▽
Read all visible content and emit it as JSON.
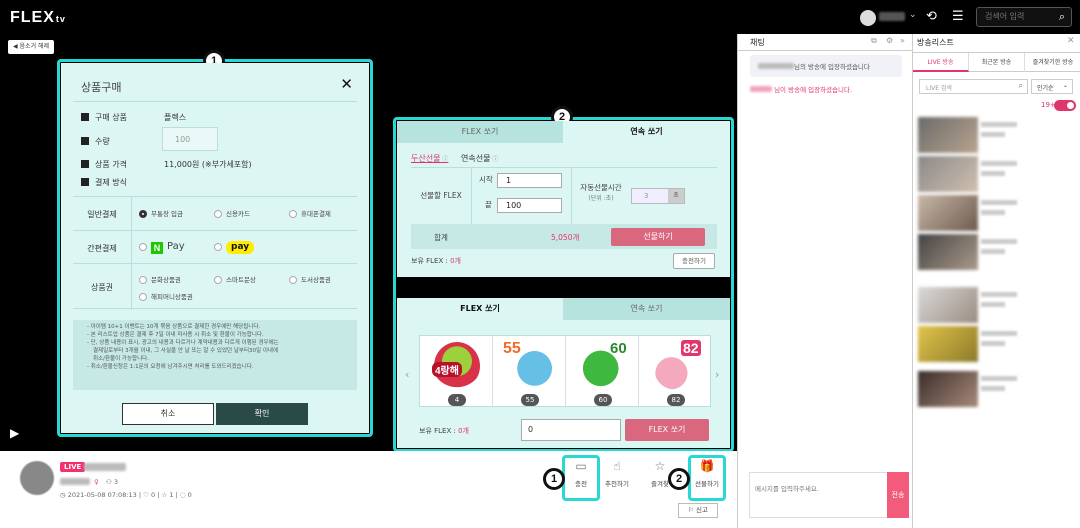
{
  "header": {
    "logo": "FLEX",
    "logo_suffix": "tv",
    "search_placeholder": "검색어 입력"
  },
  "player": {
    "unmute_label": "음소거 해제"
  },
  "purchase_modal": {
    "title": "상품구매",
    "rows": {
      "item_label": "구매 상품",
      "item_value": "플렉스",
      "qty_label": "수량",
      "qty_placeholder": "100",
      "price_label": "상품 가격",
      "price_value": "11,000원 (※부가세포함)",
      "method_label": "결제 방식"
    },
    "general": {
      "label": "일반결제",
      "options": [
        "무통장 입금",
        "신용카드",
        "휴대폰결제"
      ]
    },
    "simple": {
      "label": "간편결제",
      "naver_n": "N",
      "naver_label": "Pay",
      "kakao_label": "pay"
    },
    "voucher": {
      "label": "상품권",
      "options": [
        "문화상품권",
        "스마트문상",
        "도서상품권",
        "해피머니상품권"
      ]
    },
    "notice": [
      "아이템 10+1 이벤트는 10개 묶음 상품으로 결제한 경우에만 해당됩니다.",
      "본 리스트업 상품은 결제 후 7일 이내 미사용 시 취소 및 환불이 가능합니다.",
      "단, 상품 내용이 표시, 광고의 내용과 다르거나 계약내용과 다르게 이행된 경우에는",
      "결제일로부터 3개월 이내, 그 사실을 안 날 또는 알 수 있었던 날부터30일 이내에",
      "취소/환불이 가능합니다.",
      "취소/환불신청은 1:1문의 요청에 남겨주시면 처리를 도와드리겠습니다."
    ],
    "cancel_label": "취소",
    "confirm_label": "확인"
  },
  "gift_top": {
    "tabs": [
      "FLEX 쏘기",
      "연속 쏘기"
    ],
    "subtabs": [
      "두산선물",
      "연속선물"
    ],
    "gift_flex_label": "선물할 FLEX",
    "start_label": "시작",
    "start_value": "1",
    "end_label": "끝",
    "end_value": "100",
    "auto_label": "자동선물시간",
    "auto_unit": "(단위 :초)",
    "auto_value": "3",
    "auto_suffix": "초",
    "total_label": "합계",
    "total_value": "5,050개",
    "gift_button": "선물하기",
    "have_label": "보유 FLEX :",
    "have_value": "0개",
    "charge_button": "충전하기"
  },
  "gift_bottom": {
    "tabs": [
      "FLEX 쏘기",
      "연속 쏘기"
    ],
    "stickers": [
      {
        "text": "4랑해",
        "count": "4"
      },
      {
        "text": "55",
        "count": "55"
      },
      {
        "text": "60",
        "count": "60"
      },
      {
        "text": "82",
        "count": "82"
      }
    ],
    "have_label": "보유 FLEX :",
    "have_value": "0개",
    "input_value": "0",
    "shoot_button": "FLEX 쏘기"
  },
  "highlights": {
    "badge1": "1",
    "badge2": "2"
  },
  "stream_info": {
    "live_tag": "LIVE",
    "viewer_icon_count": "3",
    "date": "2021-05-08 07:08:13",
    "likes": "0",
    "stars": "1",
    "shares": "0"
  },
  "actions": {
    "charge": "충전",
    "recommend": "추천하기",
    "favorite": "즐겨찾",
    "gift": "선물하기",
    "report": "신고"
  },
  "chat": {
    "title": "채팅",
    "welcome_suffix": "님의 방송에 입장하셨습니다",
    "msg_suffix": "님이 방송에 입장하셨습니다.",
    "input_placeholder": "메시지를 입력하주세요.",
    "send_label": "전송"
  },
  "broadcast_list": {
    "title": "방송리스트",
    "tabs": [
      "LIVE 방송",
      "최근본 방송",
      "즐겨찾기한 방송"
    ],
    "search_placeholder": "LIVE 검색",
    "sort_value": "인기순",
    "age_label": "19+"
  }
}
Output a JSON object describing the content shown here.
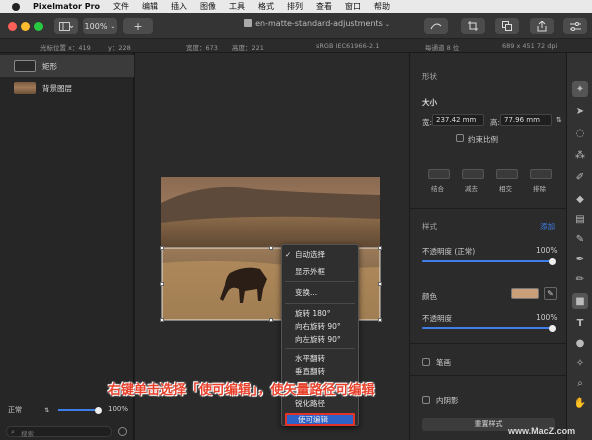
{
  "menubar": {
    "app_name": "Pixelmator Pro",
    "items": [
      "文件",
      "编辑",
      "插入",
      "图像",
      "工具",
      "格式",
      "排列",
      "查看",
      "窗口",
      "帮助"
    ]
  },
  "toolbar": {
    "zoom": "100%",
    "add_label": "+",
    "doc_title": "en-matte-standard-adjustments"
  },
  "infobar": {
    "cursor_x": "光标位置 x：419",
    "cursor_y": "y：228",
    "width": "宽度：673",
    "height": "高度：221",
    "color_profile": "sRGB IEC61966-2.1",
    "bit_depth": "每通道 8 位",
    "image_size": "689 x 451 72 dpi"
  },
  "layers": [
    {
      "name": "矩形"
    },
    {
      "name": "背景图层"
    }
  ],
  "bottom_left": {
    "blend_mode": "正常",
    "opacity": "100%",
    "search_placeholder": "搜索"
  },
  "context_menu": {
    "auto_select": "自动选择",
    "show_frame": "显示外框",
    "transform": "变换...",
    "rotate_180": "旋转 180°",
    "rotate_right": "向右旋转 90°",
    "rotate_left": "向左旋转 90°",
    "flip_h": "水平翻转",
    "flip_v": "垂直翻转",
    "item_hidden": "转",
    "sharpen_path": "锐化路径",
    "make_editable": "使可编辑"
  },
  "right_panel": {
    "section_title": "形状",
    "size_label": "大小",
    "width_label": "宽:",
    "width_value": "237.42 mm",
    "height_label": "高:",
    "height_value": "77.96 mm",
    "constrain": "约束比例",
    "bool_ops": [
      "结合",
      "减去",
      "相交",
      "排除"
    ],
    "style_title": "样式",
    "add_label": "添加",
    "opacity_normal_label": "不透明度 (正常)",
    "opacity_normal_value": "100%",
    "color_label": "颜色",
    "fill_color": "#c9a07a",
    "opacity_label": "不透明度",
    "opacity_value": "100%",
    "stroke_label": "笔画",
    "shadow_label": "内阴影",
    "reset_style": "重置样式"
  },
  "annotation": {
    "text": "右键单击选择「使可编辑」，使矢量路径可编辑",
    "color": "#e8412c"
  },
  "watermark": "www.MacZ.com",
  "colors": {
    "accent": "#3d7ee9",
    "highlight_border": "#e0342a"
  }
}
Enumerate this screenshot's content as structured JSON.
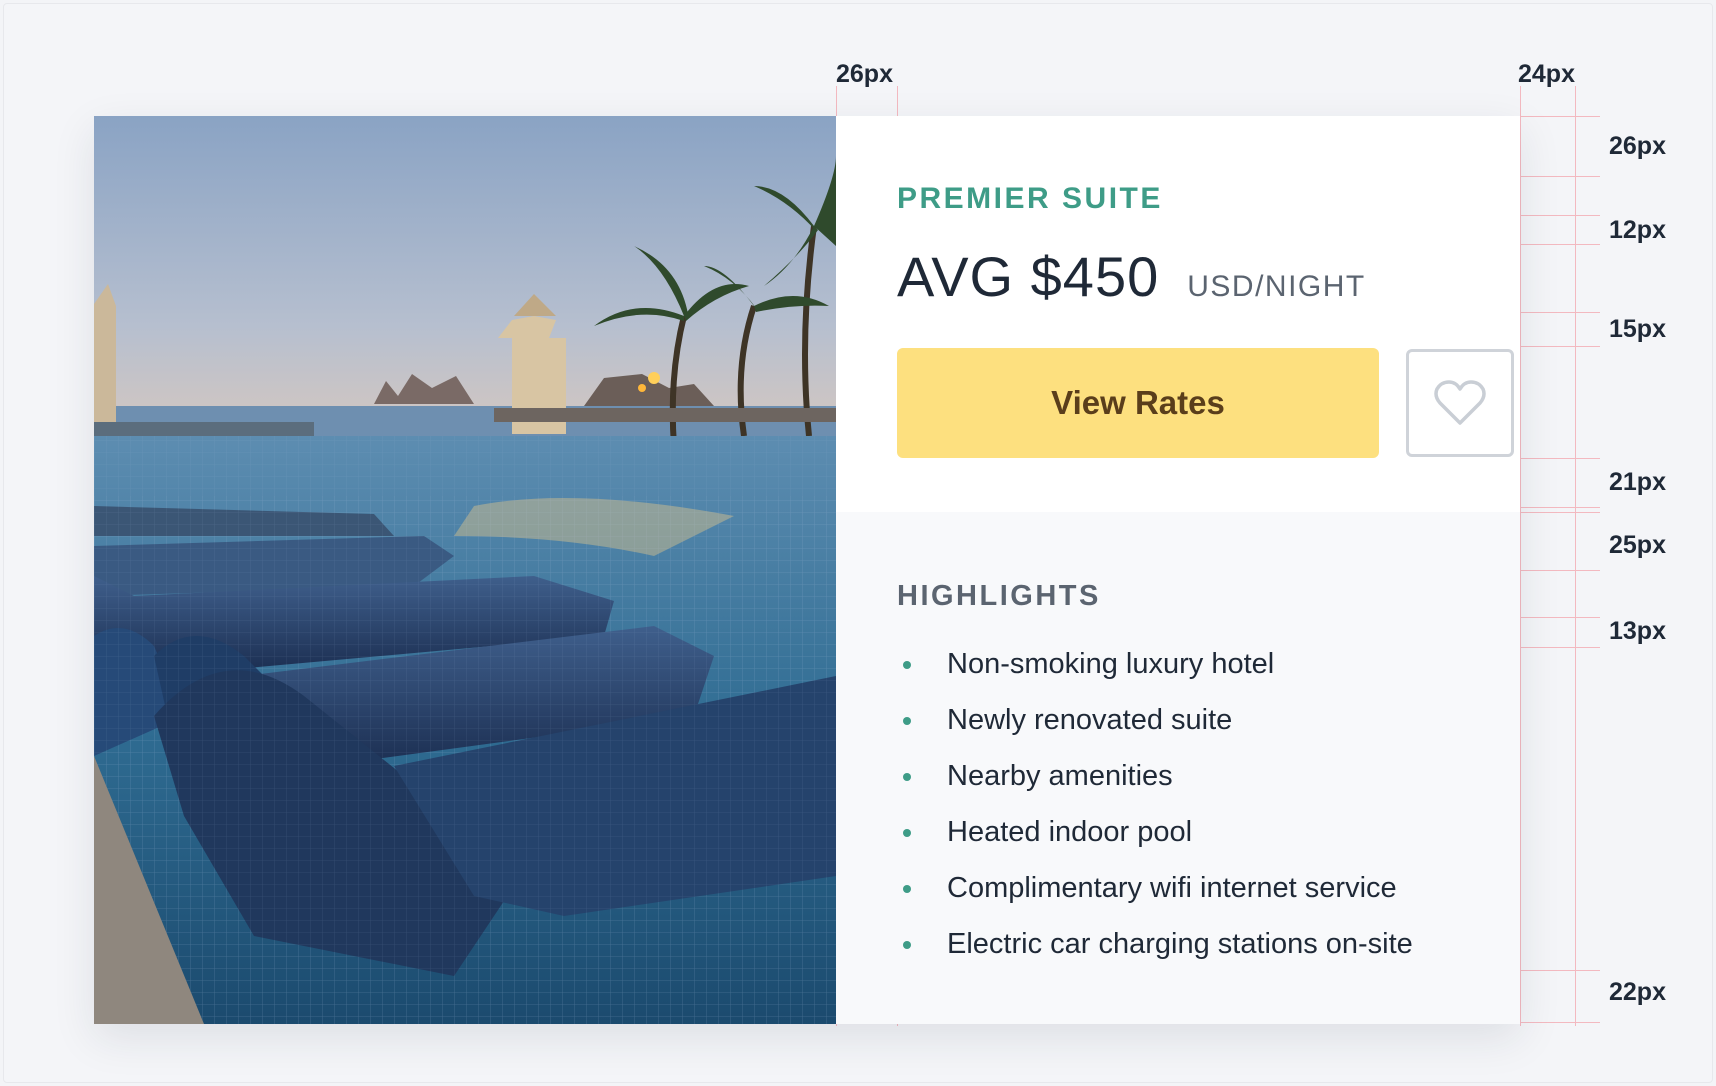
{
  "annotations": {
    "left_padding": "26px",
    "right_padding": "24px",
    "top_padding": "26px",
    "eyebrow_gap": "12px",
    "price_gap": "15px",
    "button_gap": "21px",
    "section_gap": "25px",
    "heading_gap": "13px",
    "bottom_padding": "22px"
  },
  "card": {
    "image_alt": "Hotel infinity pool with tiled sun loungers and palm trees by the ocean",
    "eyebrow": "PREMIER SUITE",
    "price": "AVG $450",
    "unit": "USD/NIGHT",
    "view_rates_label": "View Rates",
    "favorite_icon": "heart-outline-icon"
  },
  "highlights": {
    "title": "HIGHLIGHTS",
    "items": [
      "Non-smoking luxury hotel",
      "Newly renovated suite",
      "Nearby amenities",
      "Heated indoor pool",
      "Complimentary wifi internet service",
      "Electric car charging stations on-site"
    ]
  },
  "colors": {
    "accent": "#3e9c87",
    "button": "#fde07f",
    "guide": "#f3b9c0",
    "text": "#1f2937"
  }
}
△
> _Instruction_
Reproduce each line exactly as it appears, omitting the pictures.

> _Output below_
Read all visible content and emit it as JSON.
{
  "header": {
    "logo": "FLEX",
    "logo_suffix": "tv",
    "search_placeholder": "검색어 입력"
  },
  "player": {
    "unmute_label": "음소거 해제"
  },
  "purchase_modal": {
    "title": "상품구매",
    "rows": {
      "item_label": "구매 상품",
      "item_value": "플렉스",
      "qty_label": "수량",
      "qty_placeholder": "100",
      "price_label": "상품 가격",
      "price_value": "11,000원 (※부가세포함)",
      "method_label": "결제 방식"
    },
    "general": {
      "label": "일반결제",
      "options": [
        "무통장 입금",
        "신용카드",
        "휴대폰결제"
      ]
    },
    "simple": {
      "label": "간편결제",
      "naver_n": "N",
      "naver_label": "Pay",
      "kakao_label": "pay"
    },
    "voucher": {
      "label": "상품권",
      "options": [
        "문화상품권",
        "스마트문상",
        "도서상품권",
        "해피머니상품권"
      ]
    },
    "notice": [
      "아이템 10+1 이벤트는 10개 묶음 상품으로 결제한 경우에만 해당됩니다.",
      "본 리스트업 상품은 결제 후 7일 이내 미사용 시 취소 및 환불이 가능합니다.",
      "단, 상품 내용이 표시, 광고의 내용과 다르거나 계약내용과 다르게 이행된 경우에는",
      "결제일로부터 3개월 이내, 그 사실을 안 날 또는 알 수 있었던 날부터30일 이내에",
      "취소/환불이 가능합니다.",
      "취소/환불신청은 1:1문의 요청에 남겨주시면 처리를 도와드리겠습니다."
    ],
    "cancel_label": "취소",
    "confirm_label": "확인"
  },
  "gift_top": {
    "tabs": [
      "FLEX 쏘기",
      "연속 쏘기"
    ],
    "subtabs": [
      "두산선물",
      "연속선물"
    ],
    "gift_flex_label": "선물할 FLEX",
    "start_label": "시작",
    "start_value": "1",
    "end_label": "끝",
    "end_value": "100",
    "auto_label": "자동선물시간",
    "auto_unit": "(단위 :초)",
    "auto_value": "3",
    "auto_suffix": "초",
    "total_label": "합계",
    "total_value": "5,050개",
    "gift_button": "선물하기",
    "have_label": "보유 FLEX :",
    "have_value": "0개",
    "charge_button": "충전하기"
  },
  "gift_bottom": {
    "tabs": [
      "FLEX 쏘기",
      "연속 쏘기"
    ],
    "stickers": [
      {
        "text": "4랑해",
        "count": "4"
      },
      {
        "text": "55",
        "count": "55"
      },
      {
        "text": "60",
        "count": "60"
      },
      {
        "text": "82",
        "count": "82"
      }
    ],
    "have_label": "보유 FLEX :",
    "have_value": "0개",
    "input_value": "0",
    "shoot_button": "FLEX 쏘기"
  },
  "highlights": {
    "badge1": "1",
    "badge2": "2"
  },
  "stream_info": {
    "live_tag": "LIVE",
    "viewer_icon_count": "3",
    "date": "2021-05-08 07:08:13",
    "likes": "0",
    "stars": "1",
    "shares": "0"
  },
  "actions": {
    "charge": "충전",
    "recommend": "추천하기",
    "favorite": "즐겨찾",
    "gift": "선물하기",
    "report": "신고"
  },
  "chat": {
    "title": "채팅",
    "welcome_suffix": "님의 방송에 입장하셨습니다",
    "msg_suffix": "님이 방송에 입장하셨습니다.",
    "input_placeholder": "메시지를 입력하주세요.",
    "send_label": "전송"
  },
  "broadcast_list": {
    "title": "방송리스트",
    "tabs": [
      "LIVE 방송",
      "최근본 방송",
      "즐겨찾기한 방송"
    ],
    "search_placeholder": "LIVE 검색",
    "sort_value": "인기순",
    "age_label": "19+"
  }
}
Output a JSON object describing the content shown here.
{
  "menubar": {
    "app_name": "Pixelmator Pro",
    "items": [
      "文件",
      "编辑",
      "插入",
      "图像",
      "工具",
      "格式",
      "排列",
      "查看",
      "窗口",
      "帮助"
    ]
  },
  "toolbar": {
    "zoom": "100%",
    "add_label": "+",
    "doc_title": "en-matte-standard-adjustments"
  },
  "infobar": {
    "cursor_x": "光标位置 x：419",
    "cursor_y": "y：228",
    "width": "宽度：673",
    "height": "高度：221",
    "color_profile": "sRGB IEC61966-2.1",
    "bit_depth": "每通道 8 位",
    "image_size": "689 x 451 72 dpi"
  },
  "layers": [
    {
      "name": "矩形"
    },
    {
      "name": "背景图层"
    }
  ],
  "bottom_left": {
    "blend_mode": "正常",
    "opacity": "100%",
    "search_placeholder": "搜索"
  },
  "context_menu": {
    "auto_select": "自动选择",
    "show_frame": "显示外框",
    "transform": "变换...",
    "rotate_180": "旋转 180°",
    "rotate_right": "向右旋转 90°",
    "rotate_left": "向左旋转 90°",
    "flip_h": "水平翻转",
    "flip_v": "垂直翻转",
    "item_hidden": "转",
    "sharpen_path": "锐化路径",
    "make_editable": "使可编辑"
  },
  "right_panel": {
    "section_title": "形状",
    "size_label": "大小",
    "width_label": "宽:",
    "width_value": "237.42 mm",
    "height_label": "高:",
    "height_value": "77.96 mm",
    "constrain": "约束比例",
    "bool_ops": [
      "结合",
      "减去",
      "相交",
      "排除"
    ],
    "style_title": "样式",
    "add_label": "添加",
    "opacity_normal_label": "不透明度 (正常)",
    "opacity_normal_value": "100%",
    "color_label": "颜色",
    "fill_color": "#c9a07a",
    "opacity_label": "不透明度",
    "opacity_value": "100%",
    "stroke_label": "笔画",
    "shadow_label": "内阴影",
    "reset_style": "重置样式"
  },
  "annotation": {
    "text": "右键单击选择「使可编辑」，使矢量路径可编辑",
    "color": "#e8412c"
  },
  "watermark": "www.MacZ.com",
  "colors": {
    "accent": "#3d7ee9",
    "highlight_border": "#e0342a"
  }
}
Enumerate this screenshot's content as structured JSON.
{
  "annotations": {
    "left_padding": "26px",
    "right_padding": "24px",
    "top_padding": "26px",
    "eyebrow_gap": "12px",
    "price_gap": "15px",
    "button_gap": "21px",
    "section_gap": "25px",
    "heading_gap": "13px",
    "bottom_padding": "22px"
  },
  "card": {
    "image_alt": "Hotel infinity pool with tiled sun loungers and palm trees by the ocean",
    "eyebrow": "PREMIER SUITE",
    "price": "AVG $450",
    "unit": "USD/NIGHT",
    "view_rates_label": "View Rates",
    "favorite_icon": "heart-outline-icon"
  },
  "highlights": {
    "title": "HIGHLIGHTS",
    "items": [
      "Non-smoking luxury hotel",
      "Newly renovated suite",
      "Nearby amenities",
      "Heated indoor pool",
      "Complimentary wifi internet service",
      "Electric car charging stations on-site"
    ]
  },
  "colors": {
    "accent": "#3e9c87",
    "button": "#fde07f",
    "guide": "#f3b9c0",
    "text": "#1f2937"
  }
}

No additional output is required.